Text:
━━━━
As far as pattern welded blades are concerned, I have dealt with those. There seems to be no discernible difference in forging techniques between Alemanni pattern welded blades from around 600, say, and later Viking era blades from 800 or later. That is no surprise if all these blades were actually forged in the same region, along the lower Rhine. The people who made them may have been called Celts, Romans, Alemannis, Merovingians, Suebians, Franks or whatever - they had the necessary knowledge and passed on their skills and trade secrets to their progeny.
So let's forget about pattern welded Viking's swords and turn to the interesting stuff:

Viking era swords include
all-steel swords

With "all-steel" swords I mean swords made mosly from relatively high carbon steel. Maybe from just one piece of steel but mostly by piling (or laminating) several pieces.
In fact, after about 800, pattern welded blades slowly disappeared and were replaced by all-steel swords. After about 1000 AD only all-steel swords were made. So far historians saw that as an indication that a kind of revolution in sword forging techniques took place. Here are some quotes:
  • "Shortly before the tenth century, a new technique of blade forging was developed in the Rhineland. With this new innovation, Frankish smiths improved the strength of the blade while also enhancing its maneuverability. The new Frankish sword became highly sought after by the Northmen as well as by the Saracens to the south. This new technique created hard-elastic blades, which were entirely steel." 2)
  • "Eighth-century blades were often damascened, but this practice began to die out in the ninth century, almost certainly as a consequence of improved forging techniques which produced blades of higher quality steel." 3)
Is that true? No, it isn't. We shall see why in a moment. First let's look at the alleged revolution from a customers point of view.
Pattern welded swords could only have disappeared because an alternative became available - all-steel swords - and because the customers went for it. What reasons could there be for this behavior of sword owners? I can think of four:
  1. All-steel swords became just as good or even somewhat better than the pattern welded ones at comparable or even somewhat higher costs. Than important people will switch because it is cooler to have the new design. I'm talking fashion here, as I did before.
    If your status is low, you tend to emulate your superiors and thus you also go for an all-steel sword with the new cool shape but with a cheap hilt / pommel.
  2. All-steel swords became much better at comparable prices than pattern welded swords. Than anybody in the army or otherwise given to killing people by the sword needed to have one; your life is at stake here, after all.
  3. All-steel swords became much cheaper at comparable quality. Than all the upper crust guys who were required by their liege lords to equip largish numbers of soldiers with weapons would be going for it.
  4. All-steel swords were much better and much cheaper than pattern welded ones. No comment needed; large amounts of money could now be made.
  The first point is easy to see. It is simply inconceivable that people who could afford a costly pattern welded sword with a fancy hilt would settle for less than the best. They might have wanted something different than their ancestors for fashion reasons but they would not settle for something technically inferior. As long as pattern welded swords carried the day, all that could be done fashionwise was to change the hilt and to a smaller extent the shape of the blade. As long as your sword is in its sheath nobody sees your fancy pattern welded blade anyway, so it makes sense to announce your high status by fancy hilts and pommels. So full steel swords must have been at least as good or likely better than pattern welded ones - and that is perfectly reasonable from a "theoretical" point of view; I'll get to that.
━━━━
Data provided:
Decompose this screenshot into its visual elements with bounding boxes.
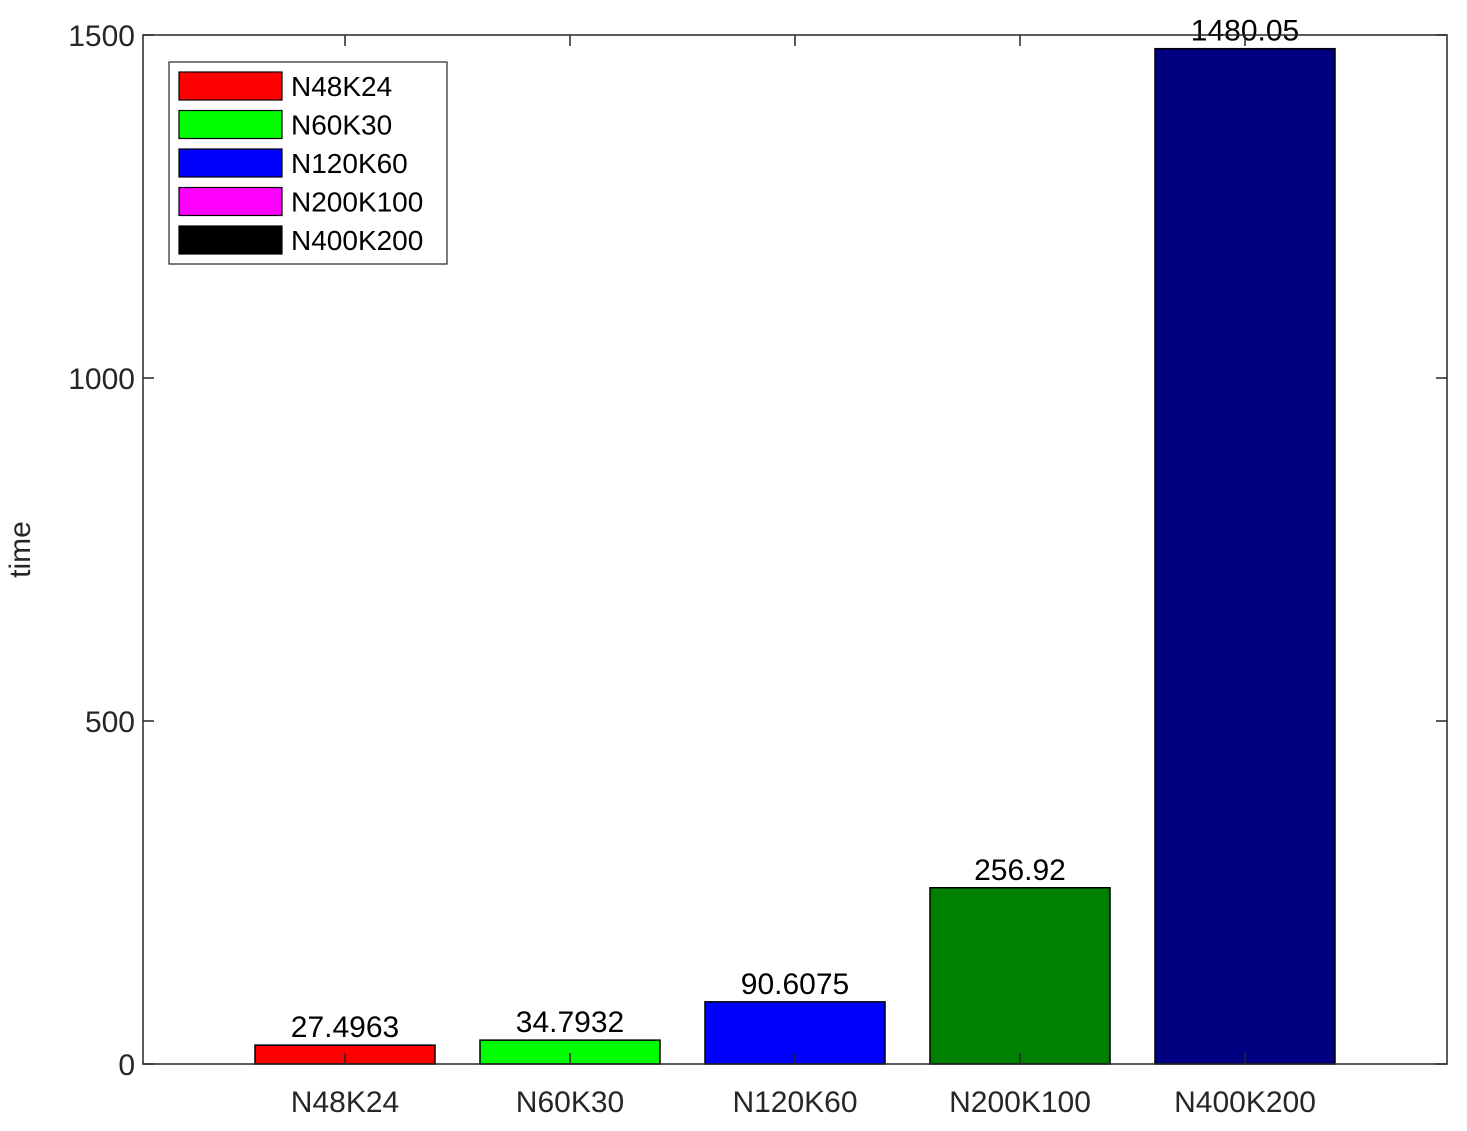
━━━━
Task prompt:
Write out, word for word, the stretch of the text on Viking-era swords from "2. All-steel swords" through "now be made.".

Task response:
2. All-steel swords became much better at comparable prices than pattern welded swords. Than anybody in the army or otherwise given to killing people by the sword needed to have one; your life is at stake here, after all.
  3. All-steel swords became much cheaper at comparable quality. Than all the upper crust guys who were required by their liege lords to equip largish numbers of soldiers with weapons would be going for it.
  4. All-steel swords were much better and much cheaper than pattern welded ones. No comment needed; large amounts of money could now be made.